*Stated goal*: Copy the thread about cleaning a van's front word for word. Begin at the words "I thought it" and stop after "cheap Simoniz polish.".

*Passage to read*:
-- Begin --

# How do I clean the aluminium effect front of my van?



## rosalan (Aug 24, 2009)

It is a question I asked once before but got no practical answer to. The front of my Fiat X250 is sprayed with an aluminium coloured finish. Using Autoglyn and most other cleaners, a large quantity of the colour comes off and the finished effect remains rather blotchy.
I thought it may only be my van and possibly a faulty batch but have seen several other vans with the same finish, some however have achieved a good clean polished result.
What polish have you used to get a good result on the aluminium paint effect, plastic 'nose' on the front of your van?

My best results so far are with a cheap Simoniz polish.

Alan


----------



## premiermotorhomes (Feb 13, 2008)

Good morning Alan,

I will always use Meguiars and now have a good few hundred pounds of cleaning products, plus my Porter Cable; I used to use Autoglym but now I wouldn't look back.

If you need advice on what the most suitable product to use to clean a surface then I have always found their telephone advise very helpful so it may be worth giving them a call.

http://www.meguiars.co.uk/contact-us

Regards,
Chris


----------



## rosalan (Aug 24, 2009)

Thank you Chris. I have sent an enquiry to Meguires and await the outcome. Hopefully I will be able to pass on the good results based upon their response, to other Fiat users who have similar trim.

Alan


----------

-- End --

*Stored rows*:
-- Begin --

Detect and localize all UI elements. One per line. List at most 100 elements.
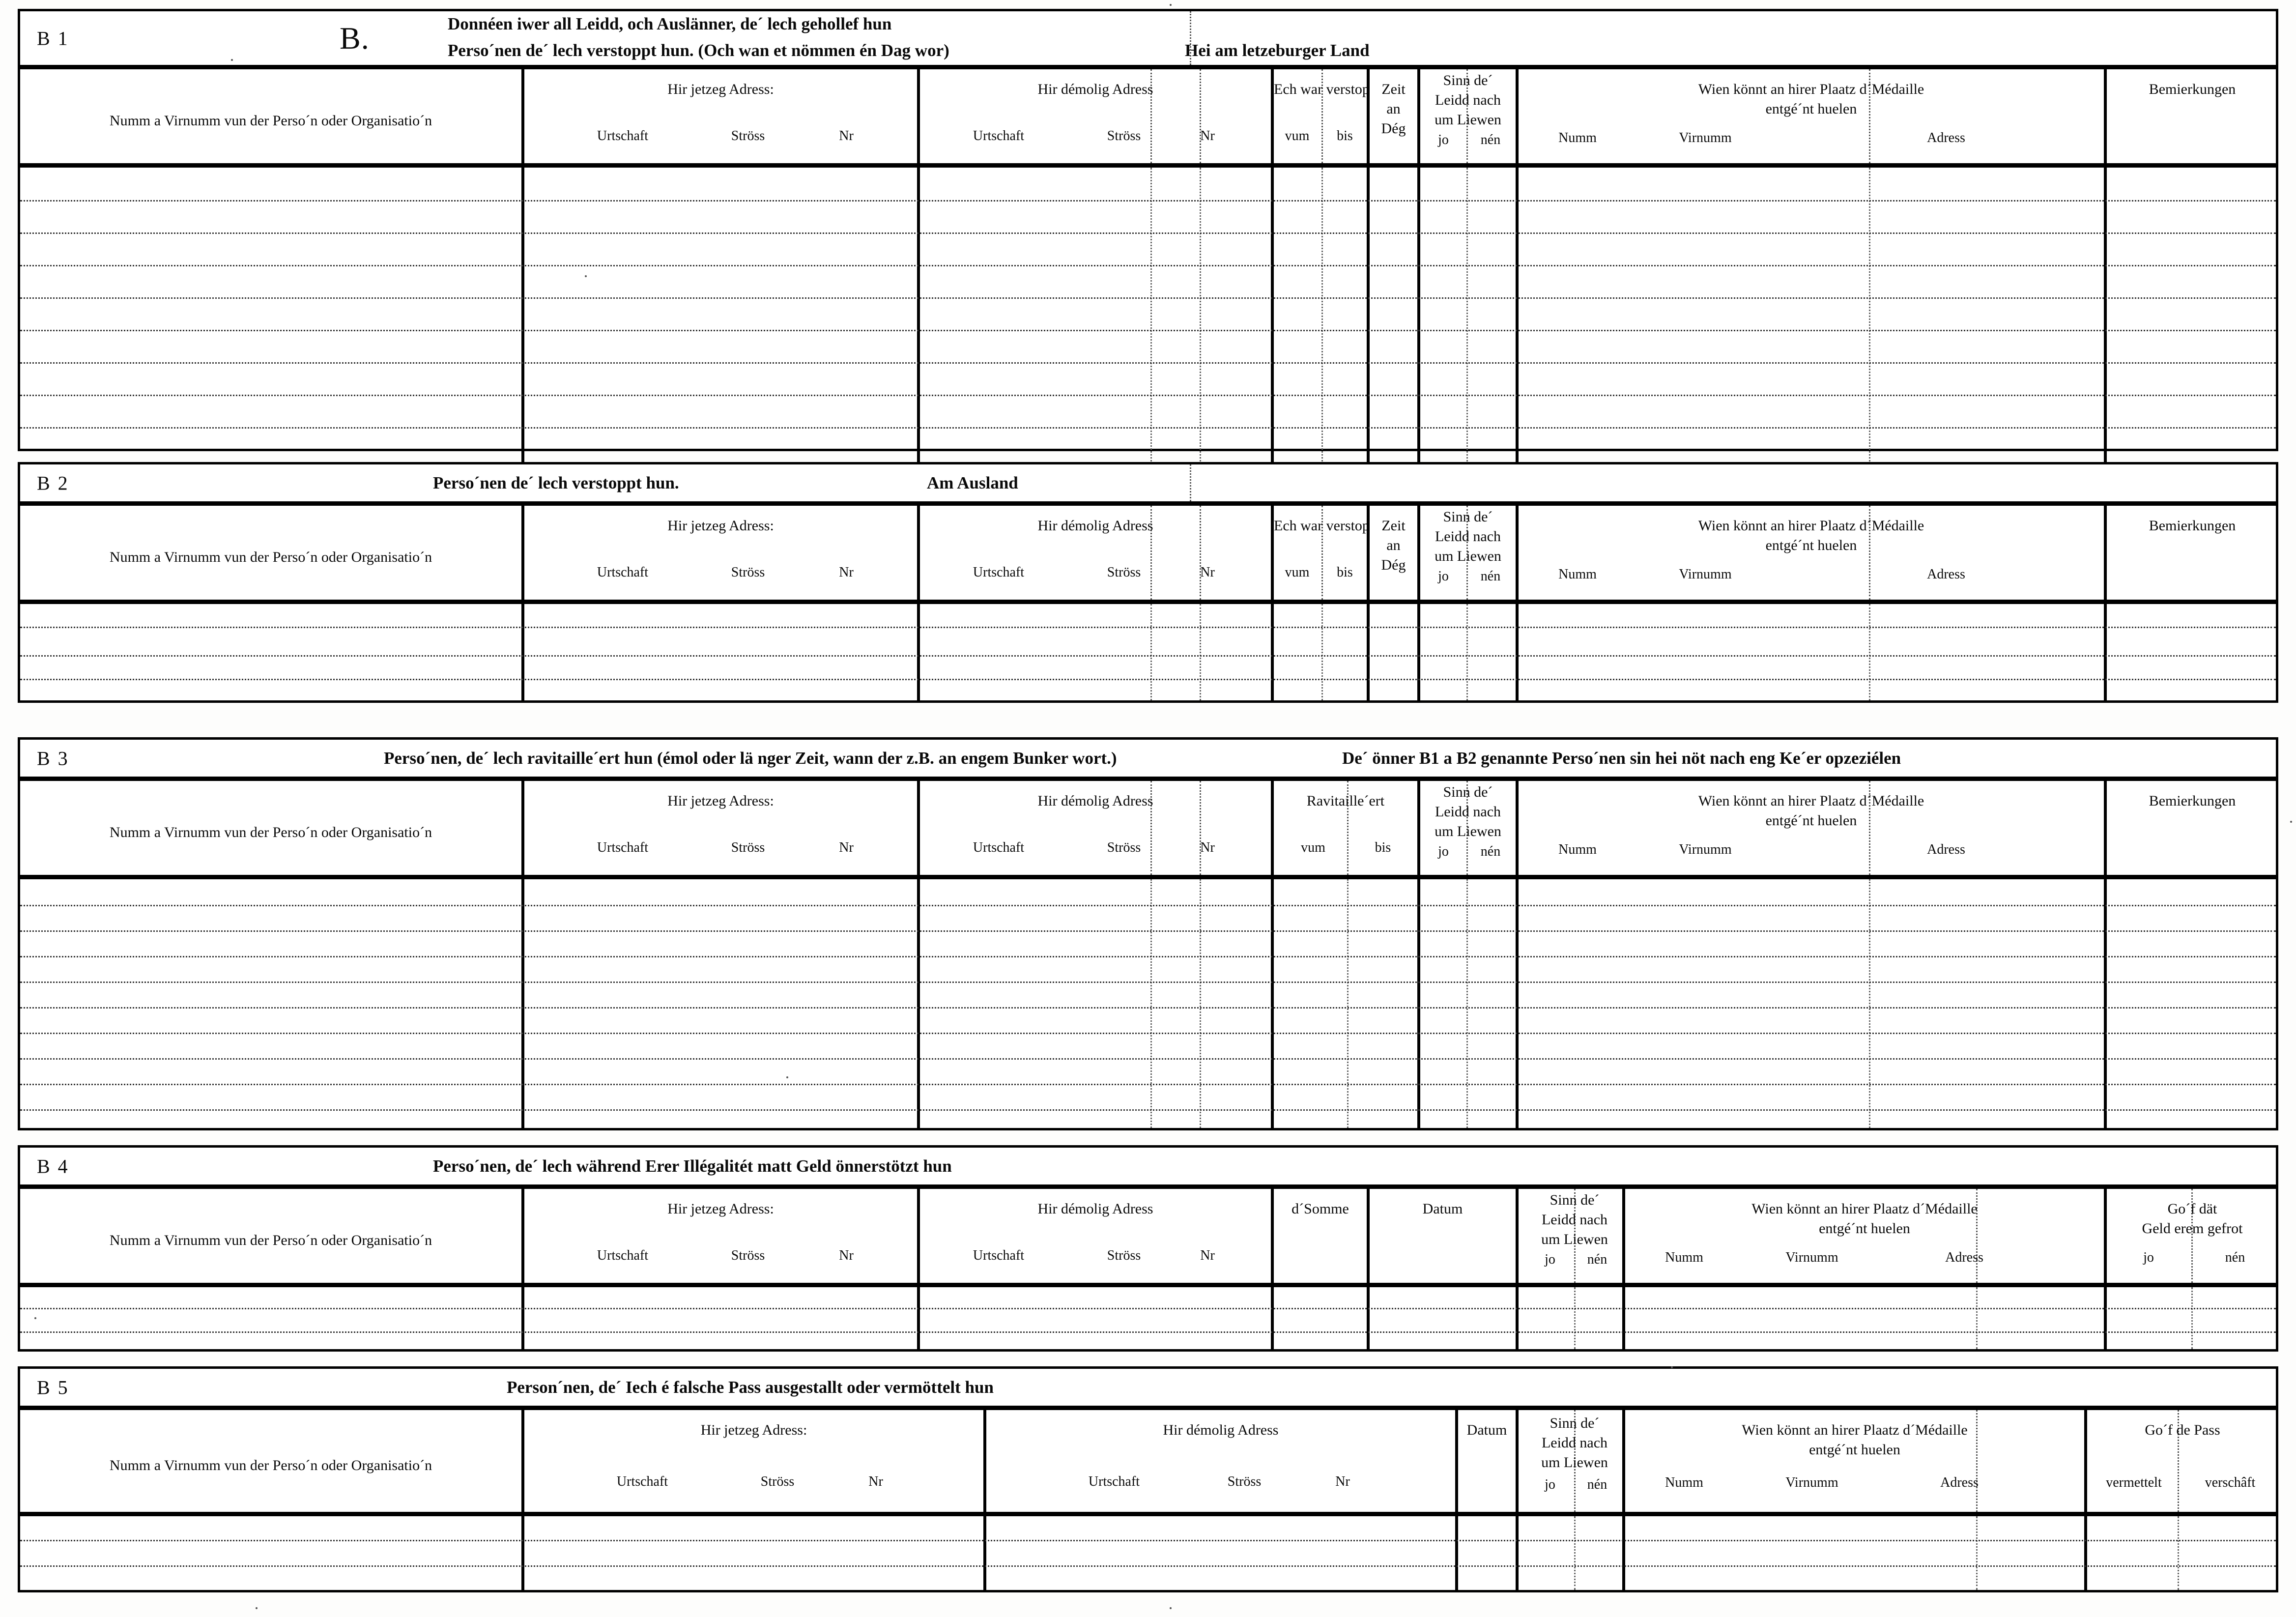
col-sep — [2104, 168, 2107, 465]
returned-no: nén — [2225, 1250, 2245, 1265]
passport-line1: Go´f de Pass — [2145, 1422, 2220, 1438]
medal-virnumm: Virnumm — [1679, 567, 1732, 582]
col-address-now: Hir jetzeg Adress: Urtschaft Ströss Nr — [524, 1410, 983, 1512]
col-person-name: Numm a Virnumm vun der Perso´n oder Orga… — [20, 1410, 521, 1512]
addr-then-label: Hir démolig Adress — [1037, 1201, 1153, 1217]
col-sep — [1516, 506, 1519, 600]
col-address-then: Hir démolig Adress Urtschaft Ströss Nr — [986, 1410, 1455, 1512]
col-address-now: Hir jetzeg Adress: Urtschaft Ströss Nr — [524, 1189, 917, 1283]
band-divider — [1190, 11, 1191, 65]
addr-now-label: Hir jetzeg Adress: — [667, 518, 774, 534]
b1-data-rows[interactable] — [20, 168, 2276, 465]
col-address-now: Hir jetzeg Adress: Urtschaft Ströss Nr — [524, 781, 917, 875]
b4-title-band: B 4 Perso´nen, de´ lech während Erer Ill… — [20, 1148, 2276, 1189]
sub-nr: Nr — [1200, 128, 1215, 144]
col-sep-dotted — [1466, 69, 1468, 163]
medal-line2: entgé´nt huelen — [1765, 101, 1857, 117]
write-rule — [20, 1540, 2276, 1541]
col-person-name: Numm a Virnumm vun der Perso´n oder Orga… — [20, 506, 521, 600]
b3-data-rows[interactable] — [20, 879, 2276, 1128]
col-still-alive: Sinn de´ Leidd nach um Liewen jo nén — [1420, 781, 1516, 875]
col-sep — [1367, 1189, 1370, 1283]
addr-then-label: Hir démolig Adress — [1037, 518, 1153, 534]
col-sep — [1516, 781, 1519, 875]
remarks-label: Bemierkungen — [2149, 81, 2236, 97]
col-person-name-label: Numm a Virnumm vun der Perso´n oder Orga… — [109, 1457, 432, 1473]
col-sep — [1367, 69, 1370, 163]
b4-data-rows[interactable] — [20, 1287, 2276, 1349]
sub-urtschaft: Urtschaft — [597, 1248, 649, 1263]
write-rule — [20, 1331, 2276, 1333]
b1-code: B 1 — [37, 27, 69, 49]
medal-virnumm: Virnumm — [1679, 842, 1732, 857]
col-sep — [2104, 879, 2107, 1128]
medal-numm: Numm — [1665, 1475, 1703, 1490]
col-sep — [1516, 1189, 1519, 1283]
col-sep-dotted — [1321, 69, 1323, 163]
col-sep — [521, 604, 524, 700]
write-rule — [20, 362, 2276, 364]
section-b5: B 5 Person´nen, de´ Iech é falsche Pass … — [18, 1366, 2278, 1592]
col-passport-source: Go´f de Pass vermettelt verschâft — [2087, 1410, 2278, 1512]
medal-line1: Wien könnt an hirer Plaatz d´Médaille — [1698, 793, 1924, 809]
write-rule — [20, 427, 2276, 429]
section-b1: B 1 B. Donnéen iwer all Leidd, och Auslä… — [18, 9, 2278, 465]
alive-no: nén — [1480, 844, 1501, 859]
write-rule — [20, 627, 2276, 628]
write-rule — [20, 905, 2276, 906]
period-to: bis — [1337, 128, 1353, 144]
alive-no: nén — [1480, 132, 1501, 147]
write-rule — [20, 1565, 2276, 1567]
col-sep-dotted — [1321, 604, 1323, 700]
col-sep — [1271, 1287, 1274, 1349]
medal-virnumm: Virnumm — [1785, 1250, 1838, 1265]
medal-line1: Wien könnt an hirer Plaatz d´Médaille — [1698, 518, 1924, 534]
col-money-returned: Go´f dät Geld erem gefrot jo nén — [2107, 1189, 2278, 1283]
col-remarks: Bemierkungen — [2107, 506, 2278, 600]
col-sep — [1271, 1189, 1274, 1283]
col-sep-dotted — [2178, 1410, 2179, 1512]
period-group-label: Ravitaille´ert — [1306, 793, 1385, 809]
passport-mediated: vermettelt — [2106, 1475, 2162, 1490]
b4-header-row: Numm a Virnumm vun der Perso´n oder Orga… — [20, 1189, 2276, 1287]
write-rule — [20, 982, 2276, 983]
b5-code: B 5 — [37, 1376, 69, 1398]
sub-nr: Nr — [839, 128, 854, 144]
section-b4: B 4 Perso´nen, de´ lech während Erer Ill… — [18, 1145, 2278, 1352]
sub-nr: Nr — [839, 1248, 854, 1263]
alive-line3: um Liewen — [1541, 1454, 1608, 1471]
col-date: Datum — [1370, 1189, 1516, 1283]
col-sep-dotted — [1200, 506, 1201, 600]
medal-adress: Adress — [1927, 567, 1965, 582]
passport-procured: verschâft — [2205, 1475, 2256, 1490]
medal-virnumm: Virnumm — [1785, 1475, 1838, 1490]
write-rule — [20, 930, 2276, 932]
period-to: bis — [1337, 565, 1353, 580]
col-sep-dotted — [1466, 168, 1468, 465]
b5-header-row: Numm a Virnumm vun der Perso´n oder Orga… — [20, 1410, 2276, 1516]
sub-urtschaft: Urtschaft — [597, 565, 649, 580]
col-sep — [1622, 1287, 1625, 1349]
medal-numm: Numm — [1665, 1250, 1703, 1265]
b2-data-rows[interactable] — [20, 604, 2276, 700]
col-sep — [1417, 604, 1420, 700]
alive-line1: Sinn de´ — [1550, 1415, 1600, 1431]
col-sep-dotted — [1869, 168, 1870, 465]
col-address-then: Hir démolig Adress Urtschaft Ströss Nr — [920, 69, 1271, 163]
col-sep-dotted — [1869, 604, 1870, 700]
alive-line3: um Liewen — [1435, 823, 1501, 839]
b5-data-rows[interactable] — [20, 1516, 2276, 1590]
col-medal-proxy: Wien könnt an hirer Plaatz d´Médaille en… — [1519, 506, 2104, 600]
col-sep — [917, 168, 920, 465]
col-sep-dotted — [1869, 781, 1870, 875]
col-sep — [2104, 1287, 2107, 1349]
col-person-name: Numm a Virnumm vun der Perso´n oder Orga… — [20, 1189, 521, 1283]
col-still-alive: Sinn de´ Leidd nach um Liewen jo nén — [1420, 506, 1516, 600]
date-label: Datum — [1466, 1422, 1507, 1438]
medal-numm: Numm — [1558, 842, 1597, 857]
b3-header-row: Numm a Virnumm vun der Perso´n oder Orga… — [20, 781, 2276, 879]
amount-label: d´Somme — [1292, 1201, 1349, 1217]
col-sep-dotted — [1321, 506, 1323, 600]
write-rule — [20, 297, 2276, 299]
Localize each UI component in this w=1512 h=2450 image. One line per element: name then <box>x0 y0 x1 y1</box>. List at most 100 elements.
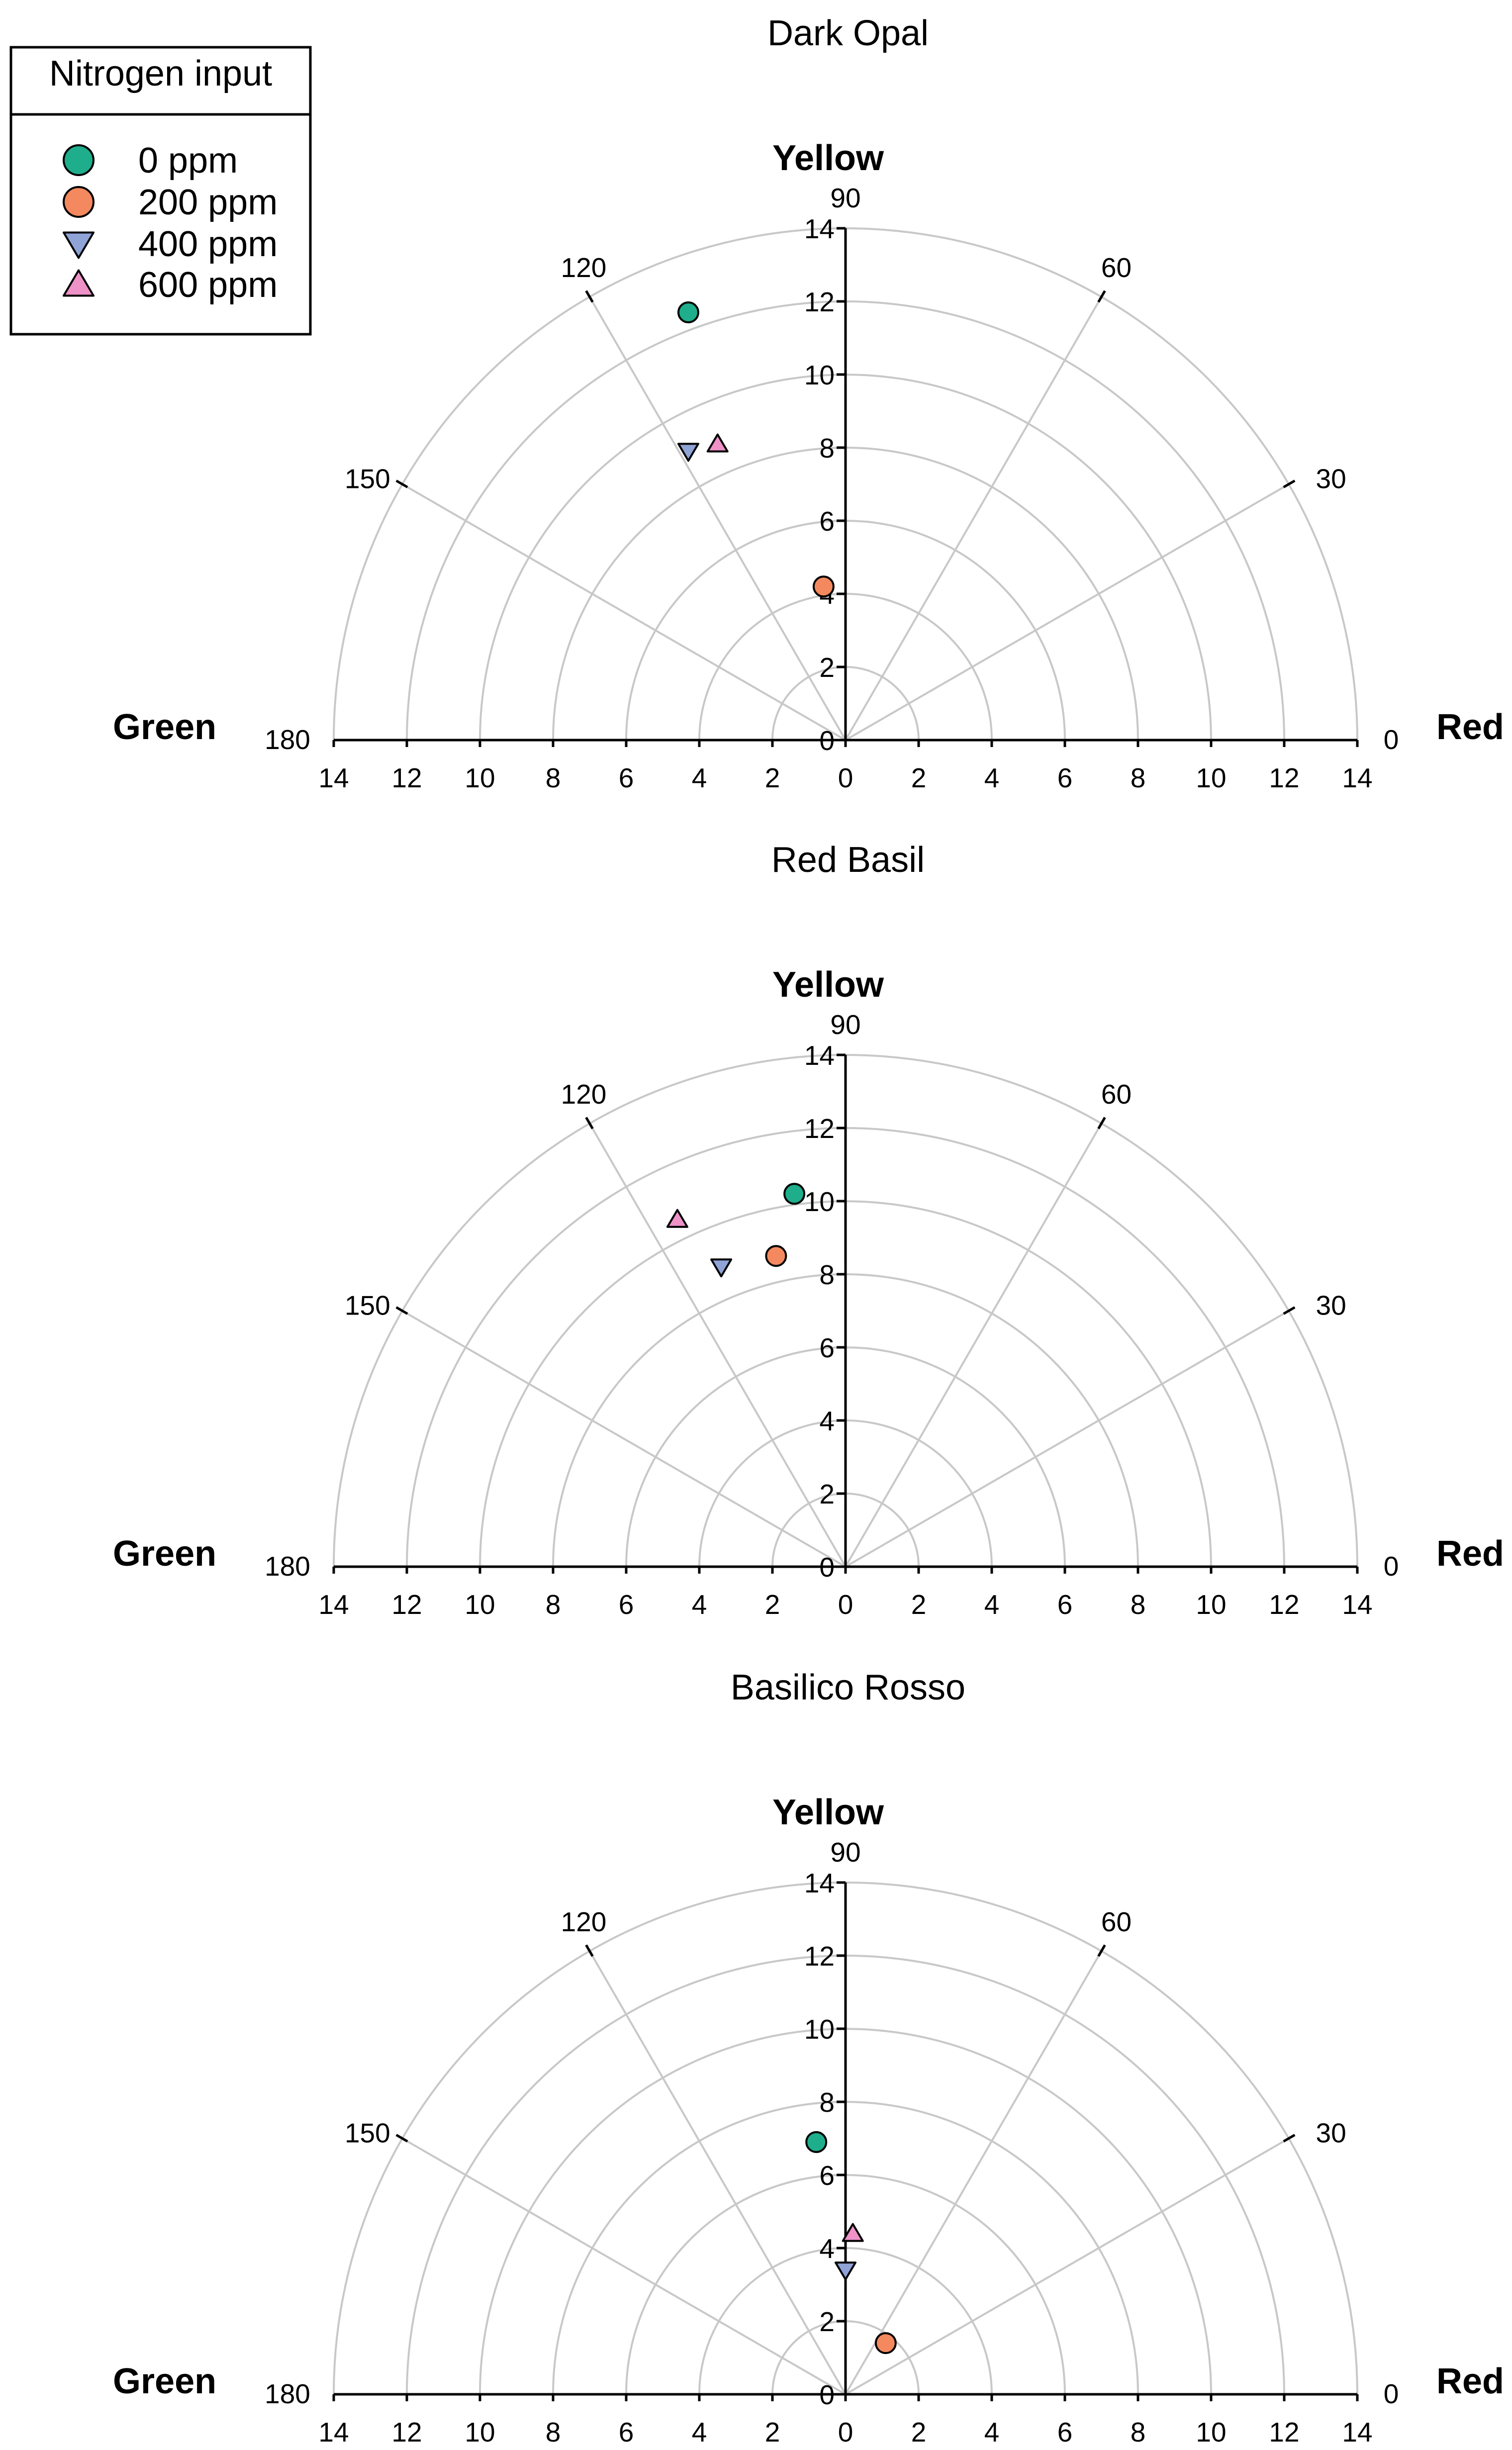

-- End --

*Expected answer*:
I thought it may only be my van and possibly a faulty batch but have seen several other vans with the same finish, some however have achieved a good clean polished result.
What polish have you used to get a good result on the aluminium paint effect, plastic 'nose' on the front of your van?

My best results so far are with a cheap Simoniz polish.